Exercise description: Examine each line of the data. Copy those that contain the string "mundo".

Dataset rows of page text:
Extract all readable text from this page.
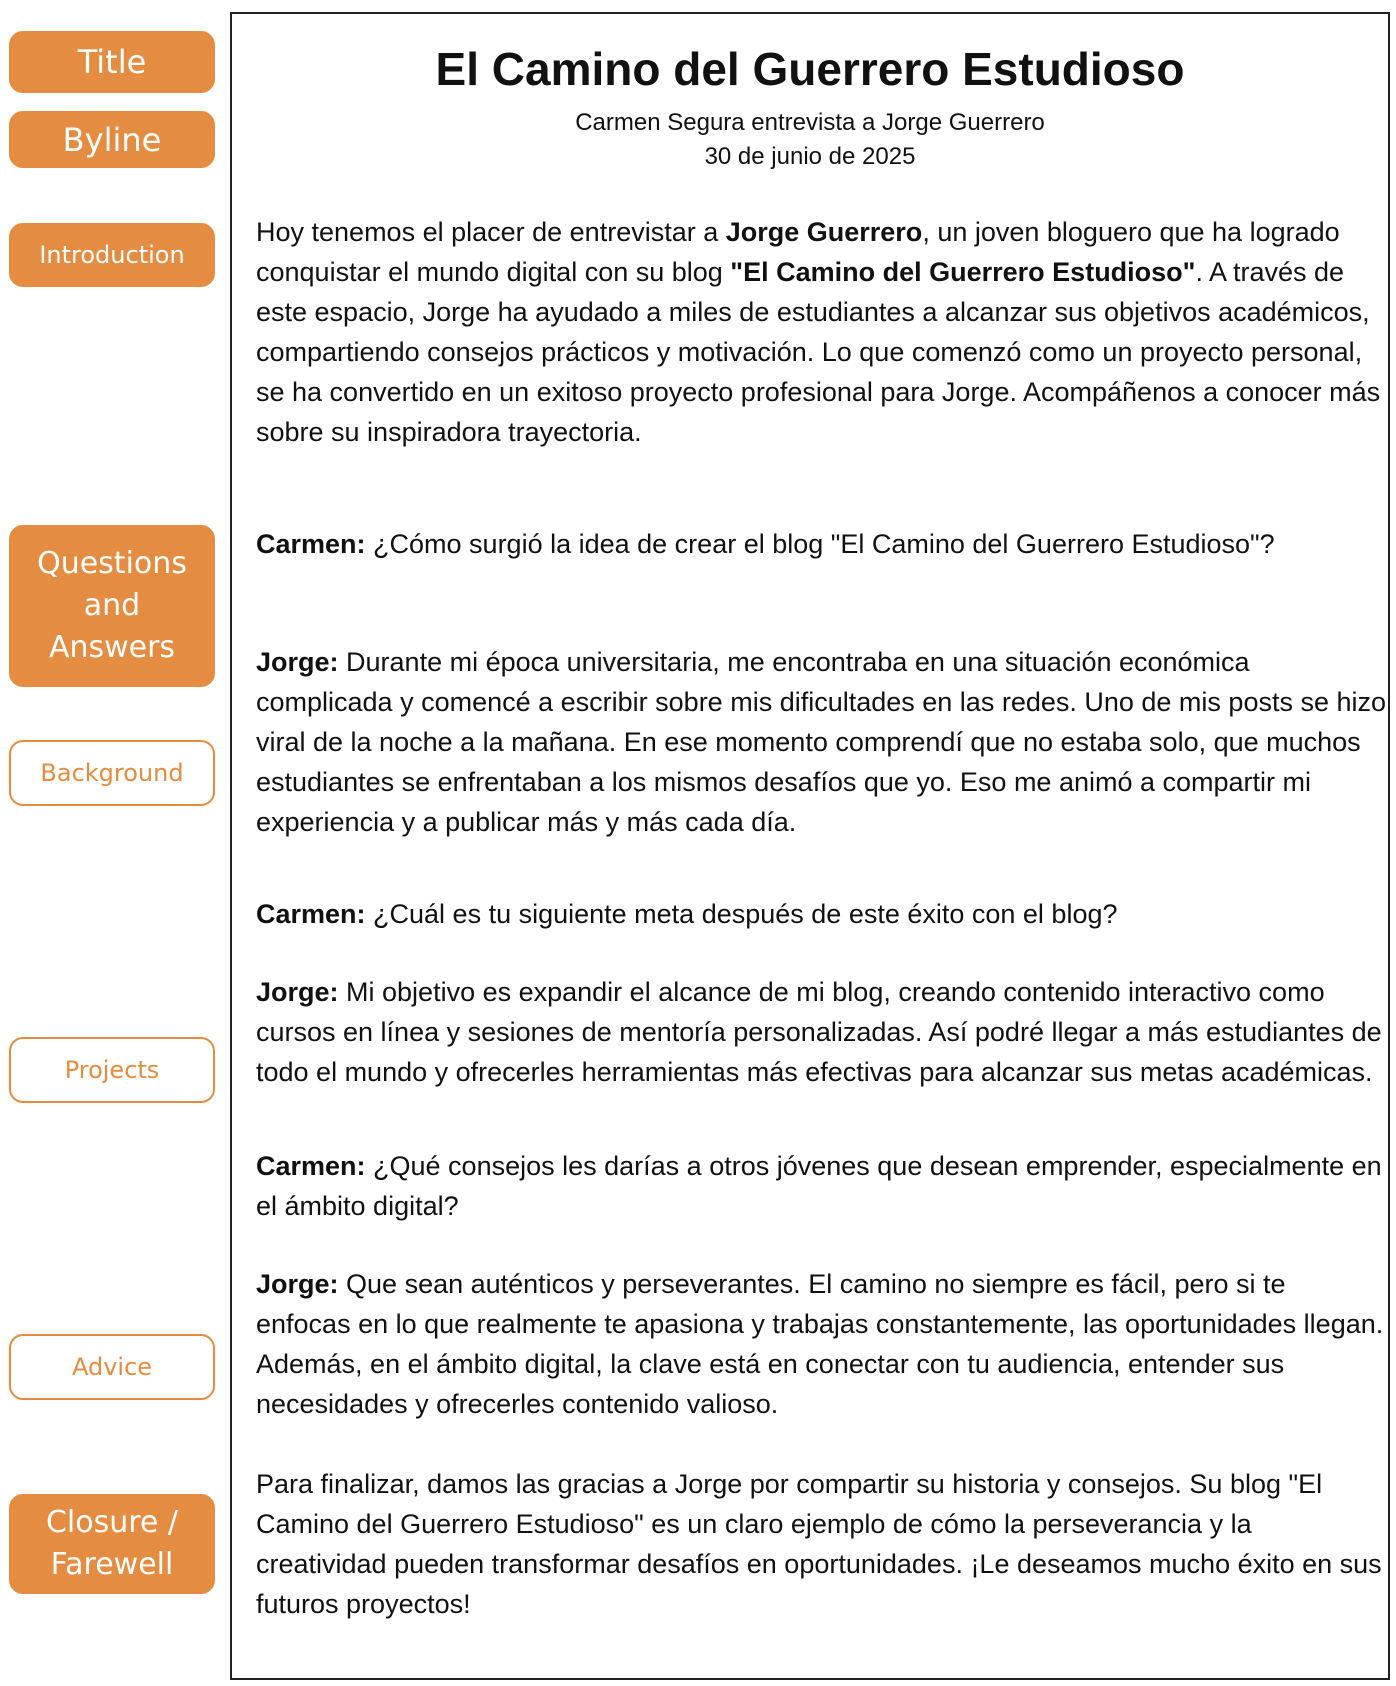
Title
Byline
Introduction
Questions
and
Answers
Background
Projects
Advice
Closure /
Farewell
El Camino del Guerrero Estudioso
Carmen Segura entrevista a Jorge Guerrero
30 de junio de 2025

Hoy tenemos el placer de entrevistar a Jorge Guerrero, un joven bloguero que ha logrado conquistar el mundo digital con su blog "El Camino del Guerrero Estudioso". A través de este espacio, Jorge ha ayudado a miles de estudiantes a alcanzar sus objetivos académicos, compartiendo consejos prácticos y motivación. Lo que comenzó como un proyecto personal, se ha convertido en un exitoso proyecto profesional para Jorge. Acompáñenos a conocer más sobre su inspiradora trayectoria.

Carmen: ¿Cómo surgió la idea de crear el blog "El Camino del Guerrero Estudioso"?

Jorge: Durante mi época universitaria, me encontraba en una situación económica complicada y comencé a escribir sobre mis dificultades en las redes. Uno de mis posts se hizo viral de la noche a la mañana. En ese momento comprendí que no estaba solo, que muchos estudiantes se enfrentaban a los mismos desafíos que yo. Eso me animó a compartir mi experiencia y a publicar más y más cada día.

Carmen: ¿Cuál es tu siguiente meta después de este éxito con el blog?

Jorge: Mi objetivo es expandir el alcance de mi blog, creando contenido interactivo como cursos en línea y sesiones de mentoría personalizadas. Así podré llegar a más estudiantes de todo el mundo y ofrecerles herramientas más efectivas para alcanzar sus metas académicas.

Carmen: ¿Qué consejos les darías a otros jóvenes que desean emprender, especialmente en el ámbito digital?

Jorge: Que sean auténticos y perseverantes. El camino no siempre es fácil, pero si te enfocas en lo que realmente te apasiona y trabajas constantemente, las oportunidades llegan. Además, en el ámbito digital, la clave está en conectar con tu audiencia, entender sus necesidades y ofrecerles contenido valioso.

Para finalizar, damos las gracias a Jorge por compartir su historia y consejos. Su blog "El Camino del Guerrero Estudioso" es un claro ejemplo de cómo la perseverancia y la creatividad pueden transformar desafíos en oportunidades. ¡Le deseamos mucho éxito en sus futuros proyectos!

Result for this exercise:
Hoy tenemos el placer de entrevistar a Jorge Guerrero, un joven bloguero que ha logrado conquistar el mundo digital con su blog "El Camino del Guerrero Estudioso". A través de este espacio, Jorge ha ayudado a miles de estudiantes a alcanzar sus objetivos académicos, compartiendo consejos prácticos y motivación. Lo que comenzó como un proyecto personal, se ha convertido en un exitoso proyecto profesional para Jorge. Acompáñenos a conocer más sobre su inspiradora trayectoria.
Jorge: Mi objetivo es expandir el alcance de mi blog, creando contenido interactivo como cursos en línea y sesiones de mentoría personalizadas. Así podré llegar a más estudiantes de todo el mundo y ofrecerles herramientas más efectivas para alcanzar sus metas académicas.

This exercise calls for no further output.